_Data excerpts_
------------------------------------------------------------

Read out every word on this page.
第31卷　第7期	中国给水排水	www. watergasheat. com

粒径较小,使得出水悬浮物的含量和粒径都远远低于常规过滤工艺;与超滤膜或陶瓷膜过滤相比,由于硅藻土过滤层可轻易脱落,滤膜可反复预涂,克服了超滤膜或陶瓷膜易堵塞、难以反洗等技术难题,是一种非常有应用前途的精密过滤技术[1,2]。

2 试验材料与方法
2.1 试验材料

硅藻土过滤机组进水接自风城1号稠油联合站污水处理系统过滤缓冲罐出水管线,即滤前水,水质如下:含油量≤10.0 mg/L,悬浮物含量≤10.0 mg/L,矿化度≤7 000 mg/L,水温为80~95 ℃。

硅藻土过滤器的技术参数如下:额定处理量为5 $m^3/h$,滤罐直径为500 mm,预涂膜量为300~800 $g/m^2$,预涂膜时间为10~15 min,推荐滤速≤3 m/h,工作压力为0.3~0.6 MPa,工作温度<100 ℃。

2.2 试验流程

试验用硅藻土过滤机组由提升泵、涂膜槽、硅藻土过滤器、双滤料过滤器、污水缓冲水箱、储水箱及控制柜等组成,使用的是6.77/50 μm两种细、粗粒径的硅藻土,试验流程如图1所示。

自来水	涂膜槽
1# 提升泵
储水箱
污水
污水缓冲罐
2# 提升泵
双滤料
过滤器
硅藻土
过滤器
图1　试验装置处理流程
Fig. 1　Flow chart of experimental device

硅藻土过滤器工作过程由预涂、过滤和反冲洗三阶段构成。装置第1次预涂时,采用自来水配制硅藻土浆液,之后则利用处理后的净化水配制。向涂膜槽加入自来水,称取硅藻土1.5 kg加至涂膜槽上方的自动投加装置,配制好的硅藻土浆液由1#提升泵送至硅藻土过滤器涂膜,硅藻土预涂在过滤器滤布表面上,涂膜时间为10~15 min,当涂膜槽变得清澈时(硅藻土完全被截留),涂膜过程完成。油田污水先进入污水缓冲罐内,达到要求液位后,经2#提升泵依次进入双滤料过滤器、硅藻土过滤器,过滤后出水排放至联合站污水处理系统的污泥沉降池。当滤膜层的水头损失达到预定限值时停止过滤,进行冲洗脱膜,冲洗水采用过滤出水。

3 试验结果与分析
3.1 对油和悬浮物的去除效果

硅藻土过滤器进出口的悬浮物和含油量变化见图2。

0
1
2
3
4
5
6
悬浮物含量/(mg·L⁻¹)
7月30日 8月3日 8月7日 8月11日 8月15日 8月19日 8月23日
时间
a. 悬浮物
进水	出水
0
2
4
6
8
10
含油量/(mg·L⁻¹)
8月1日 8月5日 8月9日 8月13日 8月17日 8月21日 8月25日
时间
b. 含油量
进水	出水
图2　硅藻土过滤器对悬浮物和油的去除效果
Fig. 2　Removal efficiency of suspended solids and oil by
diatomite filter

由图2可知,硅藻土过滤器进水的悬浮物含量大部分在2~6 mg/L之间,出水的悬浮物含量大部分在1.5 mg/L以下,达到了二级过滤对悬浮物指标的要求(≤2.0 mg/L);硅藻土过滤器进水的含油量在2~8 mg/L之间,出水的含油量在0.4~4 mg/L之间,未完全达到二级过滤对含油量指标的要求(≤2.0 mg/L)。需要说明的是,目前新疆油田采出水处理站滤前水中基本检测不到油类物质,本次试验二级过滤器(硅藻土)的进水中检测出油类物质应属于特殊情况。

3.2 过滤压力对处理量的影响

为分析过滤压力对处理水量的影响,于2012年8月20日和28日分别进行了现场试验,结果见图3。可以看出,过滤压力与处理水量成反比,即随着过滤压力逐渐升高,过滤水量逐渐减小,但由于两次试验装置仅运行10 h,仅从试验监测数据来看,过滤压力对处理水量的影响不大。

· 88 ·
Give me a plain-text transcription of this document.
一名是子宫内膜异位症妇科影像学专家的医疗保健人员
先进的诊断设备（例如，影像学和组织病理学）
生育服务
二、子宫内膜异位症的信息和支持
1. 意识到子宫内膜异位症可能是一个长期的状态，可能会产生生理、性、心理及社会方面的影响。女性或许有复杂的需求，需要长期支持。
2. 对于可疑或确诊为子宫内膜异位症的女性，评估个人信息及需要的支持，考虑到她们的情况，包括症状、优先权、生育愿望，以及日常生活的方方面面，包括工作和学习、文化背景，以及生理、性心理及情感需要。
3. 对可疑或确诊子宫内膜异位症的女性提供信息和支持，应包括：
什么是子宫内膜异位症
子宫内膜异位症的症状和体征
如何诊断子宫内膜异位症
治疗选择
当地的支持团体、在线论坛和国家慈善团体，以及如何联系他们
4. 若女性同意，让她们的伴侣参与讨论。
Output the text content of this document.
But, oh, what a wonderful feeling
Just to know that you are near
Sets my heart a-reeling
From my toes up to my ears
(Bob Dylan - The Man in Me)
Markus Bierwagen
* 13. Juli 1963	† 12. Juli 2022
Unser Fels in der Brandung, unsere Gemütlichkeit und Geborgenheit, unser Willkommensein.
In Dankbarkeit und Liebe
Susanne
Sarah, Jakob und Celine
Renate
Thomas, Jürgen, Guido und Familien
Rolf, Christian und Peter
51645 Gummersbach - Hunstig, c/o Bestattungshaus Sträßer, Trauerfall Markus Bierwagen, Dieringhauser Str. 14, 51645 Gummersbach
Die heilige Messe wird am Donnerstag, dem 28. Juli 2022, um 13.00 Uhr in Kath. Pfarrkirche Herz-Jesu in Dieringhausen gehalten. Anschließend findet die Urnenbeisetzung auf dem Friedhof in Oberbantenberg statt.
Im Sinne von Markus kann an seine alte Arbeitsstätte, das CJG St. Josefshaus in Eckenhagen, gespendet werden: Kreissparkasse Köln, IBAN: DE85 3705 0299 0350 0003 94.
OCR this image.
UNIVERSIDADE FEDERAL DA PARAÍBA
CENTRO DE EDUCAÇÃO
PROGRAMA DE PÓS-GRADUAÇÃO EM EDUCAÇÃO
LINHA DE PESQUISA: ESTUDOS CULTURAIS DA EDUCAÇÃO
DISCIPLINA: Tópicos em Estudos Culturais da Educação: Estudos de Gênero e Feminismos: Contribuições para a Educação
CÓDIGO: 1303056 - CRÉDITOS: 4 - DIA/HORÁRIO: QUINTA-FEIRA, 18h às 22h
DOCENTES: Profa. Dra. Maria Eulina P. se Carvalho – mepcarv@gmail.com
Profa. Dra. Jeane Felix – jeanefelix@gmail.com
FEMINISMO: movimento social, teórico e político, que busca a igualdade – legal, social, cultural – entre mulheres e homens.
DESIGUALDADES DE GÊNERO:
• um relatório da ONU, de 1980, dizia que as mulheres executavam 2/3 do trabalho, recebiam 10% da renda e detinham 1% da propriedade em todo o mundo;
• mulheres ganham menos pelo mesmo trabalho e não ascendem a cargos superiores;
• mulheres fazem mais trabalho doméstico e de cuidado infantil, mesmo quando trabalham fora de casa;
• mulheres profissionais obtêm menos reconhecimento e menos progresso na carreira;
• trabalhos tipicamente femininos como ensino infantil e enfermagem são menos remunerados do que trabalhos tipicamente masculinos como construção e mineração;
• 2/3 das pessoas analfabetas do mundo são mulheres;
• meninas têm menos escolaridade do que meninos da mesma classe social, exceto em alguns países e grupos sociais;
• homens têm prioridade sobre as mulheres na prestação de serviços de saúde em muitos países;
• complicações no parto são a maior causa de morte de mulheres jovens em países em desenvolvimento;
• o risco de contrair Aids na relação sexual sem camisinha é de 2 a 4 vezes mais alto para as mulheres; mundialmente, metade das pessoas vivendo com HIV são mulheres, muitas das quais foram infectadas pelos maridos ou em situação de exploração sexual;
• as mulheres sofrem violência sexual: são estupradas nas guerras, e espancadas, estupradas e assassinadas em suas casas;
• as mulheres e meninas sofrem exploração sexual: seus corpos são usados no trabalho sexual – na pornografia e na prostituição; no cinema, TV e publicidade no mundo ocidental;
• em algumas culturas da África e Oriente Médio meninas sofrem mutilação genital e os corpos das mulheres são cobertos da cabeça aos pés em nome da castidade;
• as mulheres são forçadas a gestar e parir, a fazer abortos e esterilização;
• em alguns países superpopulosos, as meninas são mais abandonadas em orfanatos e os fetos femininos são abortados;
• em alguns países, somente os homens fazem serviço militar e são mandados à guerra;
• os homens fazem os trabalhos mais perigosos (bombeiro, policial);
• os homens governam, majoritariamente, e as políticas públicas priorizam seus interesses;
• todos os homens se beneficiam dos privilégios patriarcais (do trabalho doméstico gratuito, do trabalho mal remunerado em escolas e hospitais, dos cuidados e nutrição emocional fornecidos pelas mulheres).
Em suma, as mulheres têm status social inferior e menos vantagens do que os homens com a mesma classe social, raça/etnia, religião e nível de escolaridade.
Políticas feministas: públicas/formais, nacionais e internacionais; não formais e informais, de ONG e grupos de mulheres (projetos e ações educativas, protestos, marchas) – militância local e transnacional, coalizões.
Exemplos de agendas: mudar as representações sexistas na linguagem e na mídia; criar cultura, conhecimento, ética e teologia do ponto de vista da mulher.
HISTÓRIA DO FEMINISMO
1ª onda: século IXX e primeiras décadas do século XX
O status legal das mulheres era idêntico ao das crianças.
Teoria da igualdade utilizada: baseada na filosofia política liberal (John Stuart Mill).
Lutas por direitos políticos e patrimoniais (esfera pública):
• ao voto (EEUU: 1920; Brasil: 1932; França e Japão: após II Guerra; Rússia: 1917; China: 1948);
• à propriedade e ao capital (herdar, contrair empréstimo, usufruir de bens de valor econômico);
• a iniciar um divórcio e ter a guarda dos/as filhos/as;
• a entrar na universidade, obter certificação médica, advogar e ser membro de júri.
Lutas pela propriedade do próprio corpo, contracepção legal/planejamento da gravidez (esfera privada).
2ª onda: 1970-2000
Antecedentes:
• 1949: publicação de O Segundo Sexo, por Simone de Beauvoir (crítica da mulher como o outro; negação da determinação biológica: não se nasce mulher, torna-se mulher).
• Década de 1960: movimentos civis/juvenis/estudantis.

------------------------------------------------------------

Check every line of the records above for the string "legal" and say how many contain it, giving the number alone.

_THE COMPLETED TASK_
3